### DIRECTIONS
Please output exactly the run of lines that starts at the line with "Output the text content of this document." and ends at the last line of the records below.
====== DATA FOR THIS TASK
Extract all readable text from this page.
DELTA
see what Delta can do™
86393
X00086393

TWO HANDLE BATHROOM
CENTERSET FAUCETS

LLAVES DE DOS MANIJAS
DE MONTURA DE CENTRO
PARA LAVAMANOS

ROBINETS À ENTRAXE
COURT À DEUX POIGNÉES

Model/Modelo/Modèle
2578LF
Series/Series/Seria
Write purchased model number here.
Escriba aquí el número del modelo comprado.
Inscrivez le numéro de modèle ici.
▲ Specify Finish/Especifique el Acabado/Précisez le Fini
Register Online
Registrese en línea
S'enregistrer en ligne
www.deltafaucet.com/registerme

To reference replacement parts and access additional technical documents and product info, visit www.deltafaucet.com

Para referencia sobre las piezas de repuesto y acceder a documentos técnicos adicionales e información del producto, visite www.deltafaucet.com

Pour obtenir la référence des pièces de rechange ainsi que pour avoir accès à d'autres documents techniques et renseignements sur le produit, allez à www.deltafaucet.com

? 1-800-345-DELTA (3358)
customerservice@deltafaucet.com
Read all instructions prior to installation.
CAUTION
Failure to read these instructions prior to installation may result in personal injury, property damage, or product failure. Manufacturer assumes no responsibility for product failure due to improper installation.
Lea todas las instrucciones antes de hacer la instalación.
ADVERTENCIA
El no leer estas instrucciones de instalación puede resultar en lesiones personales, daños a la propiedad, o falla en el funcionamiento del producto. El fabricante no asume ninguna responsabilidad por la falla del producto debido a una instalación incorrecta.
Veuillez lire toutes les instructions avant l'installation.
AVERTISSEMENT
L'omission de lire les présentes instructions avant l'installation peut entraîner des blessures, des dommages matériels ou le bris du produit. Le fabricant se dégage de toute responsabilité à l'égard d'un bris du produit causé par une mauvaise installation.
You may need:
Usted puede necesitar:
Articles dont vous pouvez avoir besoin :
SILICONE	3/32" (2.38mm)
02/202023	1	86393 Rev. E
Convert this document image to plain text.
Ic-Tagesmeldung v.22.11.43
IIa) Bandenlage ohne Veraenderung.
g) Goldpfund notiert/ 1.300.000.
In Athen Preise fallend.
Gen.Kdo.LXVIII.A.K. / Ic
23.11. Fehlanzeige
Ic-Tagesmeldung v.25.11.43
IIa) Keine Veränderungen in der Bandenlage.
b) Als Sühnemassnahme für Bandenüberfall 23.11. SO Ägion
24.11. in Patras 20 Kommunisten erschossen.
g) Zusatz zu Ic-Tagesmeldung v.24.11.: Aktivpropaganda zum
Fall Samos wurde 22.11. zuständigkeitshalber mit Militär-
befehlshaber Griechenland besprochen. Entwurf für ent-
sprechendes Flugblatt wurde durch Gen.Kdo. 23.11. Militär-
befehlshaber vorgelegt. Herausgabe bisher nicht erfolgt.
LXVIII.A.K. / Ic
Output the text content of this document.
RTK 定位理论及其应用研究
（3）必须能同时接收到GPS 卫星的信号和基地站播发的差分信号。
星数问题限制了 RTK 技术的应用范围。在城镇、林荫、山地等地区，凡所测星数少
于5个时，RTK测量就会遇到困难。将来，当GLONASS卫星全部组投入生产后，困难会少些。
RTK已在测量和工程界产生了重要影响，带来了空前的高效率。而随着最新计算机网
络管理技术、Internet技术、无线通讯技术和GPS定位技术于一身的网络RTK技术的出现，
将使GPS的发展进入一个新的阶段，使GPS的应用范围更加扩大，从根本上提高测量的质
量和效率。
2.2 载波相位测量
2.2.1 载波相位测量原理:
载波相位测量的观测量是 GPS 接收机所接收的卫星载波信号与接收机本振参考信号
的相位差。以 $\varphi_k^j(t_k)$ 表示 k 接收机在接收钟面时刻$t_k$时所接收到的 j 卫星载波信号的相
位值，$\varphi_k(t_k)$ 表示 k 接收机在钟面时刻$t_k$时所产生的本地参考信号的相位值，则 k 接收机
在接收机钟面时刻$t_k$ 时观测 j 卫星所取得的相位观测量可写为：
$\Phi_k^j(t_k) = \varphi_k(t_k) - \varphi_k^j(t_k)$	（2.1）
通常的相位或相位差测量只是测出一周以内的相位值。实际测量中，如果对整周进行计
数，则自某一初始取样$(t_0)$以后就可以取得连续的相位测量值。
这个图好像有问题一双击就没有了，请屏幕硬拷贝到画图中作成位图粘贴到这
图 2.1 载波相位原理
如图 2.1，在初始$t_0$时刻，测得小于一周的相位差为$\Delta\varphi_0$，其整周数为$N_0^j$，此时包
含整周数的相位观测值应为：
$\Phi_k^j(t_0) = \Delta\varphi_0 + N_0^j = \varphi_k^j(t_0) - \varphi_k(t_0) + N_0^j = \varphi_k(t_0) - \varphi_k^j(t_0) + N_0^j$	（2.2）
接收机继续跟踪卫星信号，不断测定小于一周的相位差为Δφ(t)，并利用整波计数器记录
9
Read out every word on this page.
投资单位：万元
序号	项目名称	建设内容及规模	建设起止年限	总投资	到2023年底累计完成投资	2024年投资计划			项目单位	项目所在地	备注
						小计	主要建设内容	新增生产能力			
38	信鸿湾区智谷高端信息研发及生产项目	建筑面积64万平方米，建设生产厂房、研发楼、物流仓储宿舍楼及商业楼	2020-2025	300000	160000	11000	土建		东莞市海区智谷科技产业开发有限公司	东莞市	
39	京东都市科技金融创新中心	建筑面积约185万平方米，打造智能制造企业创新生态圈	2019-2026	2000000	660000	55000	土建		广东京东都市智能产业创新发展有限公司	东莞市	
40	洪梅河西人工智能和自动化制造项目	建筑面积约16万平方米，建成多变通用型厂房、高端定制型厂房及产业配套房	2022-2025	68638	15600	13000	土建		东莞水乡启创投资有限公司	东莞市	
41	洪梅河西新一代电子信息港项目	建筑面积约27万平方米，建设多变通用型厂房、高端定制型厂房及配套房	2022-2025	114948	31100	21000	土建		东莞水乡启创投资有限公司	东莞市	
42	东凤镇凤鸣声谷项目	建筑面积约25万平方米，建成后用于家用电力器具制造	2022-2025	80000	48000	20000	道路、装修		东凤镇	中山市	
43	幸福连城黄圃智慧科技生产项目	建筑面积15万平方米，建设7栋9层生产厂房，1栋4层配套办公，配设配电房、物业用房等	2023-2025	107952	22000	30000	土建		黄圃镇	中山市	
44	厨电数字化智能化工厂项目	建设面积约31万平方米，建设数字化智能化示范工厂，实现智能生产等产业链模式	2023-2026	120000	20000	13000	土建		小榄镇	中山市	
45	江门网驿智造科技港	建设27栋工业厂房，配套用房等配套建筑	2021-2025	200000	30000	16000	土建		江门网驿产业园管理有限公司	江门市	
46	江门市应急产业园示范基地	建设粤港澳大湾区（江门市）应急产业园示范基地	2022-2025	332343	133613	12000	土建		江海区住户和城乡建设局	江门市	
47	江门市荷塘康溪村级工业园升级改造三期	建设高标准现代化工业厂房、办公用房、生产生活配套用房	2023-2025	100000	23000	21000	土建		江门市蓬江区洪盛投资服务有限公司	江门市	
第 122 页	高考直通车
============
### RESPONSE TO THE EXERCISE
Output the text content of this document.
RTK 定位理论及其应用研究
（3）必须能同时接收到GPS 卫星的信号和基地站播发的差分信号。
星数问题限制了 RTK 技术的应用范围。在城镇、林荫、山地等地区，凡所测星数少
于5个时，RTK测量就会遇到困难。将来，当GLONASS卫星全部组投入生产后，困难会少些。
RTK已在测量和工程界产生了重要影响，带来了空前的高效率。而随着最新计算机网
络管理技术、Internet技术、无线通讯技术和GPS定位技术于一身的网络RTK技术的出现，
将使GPS的发展进入一个新的阶段，使GPS的应用范围更加扩大，从根本上提高测量的质
量和效率。
2.2 载波相位测量
2.2.1 载波相位测量原理:
载波相位测量的观测量是 GPS 接收机所接收的卫星载波信号与接收机本振参考信号
的相位差。以 $\varphi_k^j(t_k)$ 表示 k 接收机在接收钟面时刻$t_k$时所接收到的 j 卫星载波信号的相
位值，$\varphi_k(t_k)$ 表示 k 接收机在钟面时刻$t_k$时所产生的本地参考信号的相位值，则 k 接收机
在接收机钟面时刻$t_k$ 时观测 j 卫星所取得的相位观测量可写为：
$\Phi_k^j(t_k) = \varphi_k(t_k) - \varphi_k^j(t_k)$	（2.1）
通常的相位或相位差测量只是测出一周以内的相位值。实际测量中，如果对整周进行计
数，则自某一初始取样$(t_0)$以后就可以取得连续的相位测量值。
这个图好像有问题一双击就没有了，请屏幕硬拷贝到画图中作成位图粘贴到这
图 2.1 载波相位原理
如图 2.1，在初始$t_0$时刻，测得小于一周的相位差为$\Delta\varphi_0$，其整周数为$N_0^j$，此时包
含整周数的相位观测值应为：
$\Phi_k^j(t_0) = \Delta\varphi_0 + N_0^j = \varphi_k^j(t_0) - \varphi_k(t_0) + N_0^j = \varphi_k(t_0) - \varphi_k^j(t_0) + N_0^j$	（2.2）
接收机继续跟踪卫星信号，不断测定小于一周的相位差为Δφ(t)，并利用整波计数器记录
9
Read out every word on this page.
投资单位：万元
序号	项目名称	建设内容及规模	建设起止年限	总投资	到2023年底累计完成投资	2024年投资计划			项目单位	项目所在地	备注
						小计	主要建设内容	新增生产能力			
38	信鸿湾区智谷高端信息研发及生产项目	建筑面积64万平方米，建设生产厂房、研发楼、物流仓储宿舍楼及商业楼	2020-2025	300000	160000	11000	土建		东莞市海区智谷科技产业开发有限公司	东莞市	
39	京东都市科技金融创新中心	建筑面积约185万平方米，打造智能制造企业创新生态圈	2019-2026	2000000	660000	55000	土建		广东京东都市智能产业创新发展有限公司	东莞市	
40	洪梅河西人工智能和自动化制造项目	建筑面积约16万平方米，建成多变通用型厂房、高端定制型厂房及产业配套房	2022-2025	68638	15600	13000	土建		东莞水乡启创投资有限公司	东莞市	
41	洪梅河西新一代电子信息港项目	建筑面积约27万平方米，建设多变通用型厂房、高端定制型厂房及配套房	2022-2025	114948	31100	21000	土建		东莞水乡启创投资有限公司	东莞市	
42	东凤镇凤鸣声谷项目	建筑面积约25万平方米，建成后用于家用电力器具制造	2022-2025	80000	48000	20000	道路、装修		东凤镇	中山市	
43	幸福连城黄圃智慧科技生产项目	建筑面积15万平方米，建设7栋9层生产厂房，1栋4层配套办公，配设配电房、物业用房等	2023-2025	107952	22000	30000	土建		黄圃镇	中山市	
44	厨电数字化智能化工厂项目	建设面积约31万平方米，建设数字化智能化示范工厂，实现智能生产等产业链模式	2023-2026	120000	20000	13000	土建		小榄镇	中山市	
45	江门网驿智造科技港	建设27栋工业厂房，配套用房等配套建筑	2021-2025	200000	30000	16000	土建		江门网驿产业园管理有限公司	江门市	
46	江门市应急产业园示范基地	建设粤港澳大湾区（江门市）应急产业园示范基地	2022-2025	332343	133613	12000	土建		江海区住户和城乡建设局	江门市	
47	江门市荷塘康溪村级工业园升级改造三期	建设高标准现代化工业厂房、办公用房、生产生活配套用房	2023-2025	100000	23000	21000	土建		江门市蓬江区洪盛投资服务有限公司	江门市	
第 122 页	高考直通车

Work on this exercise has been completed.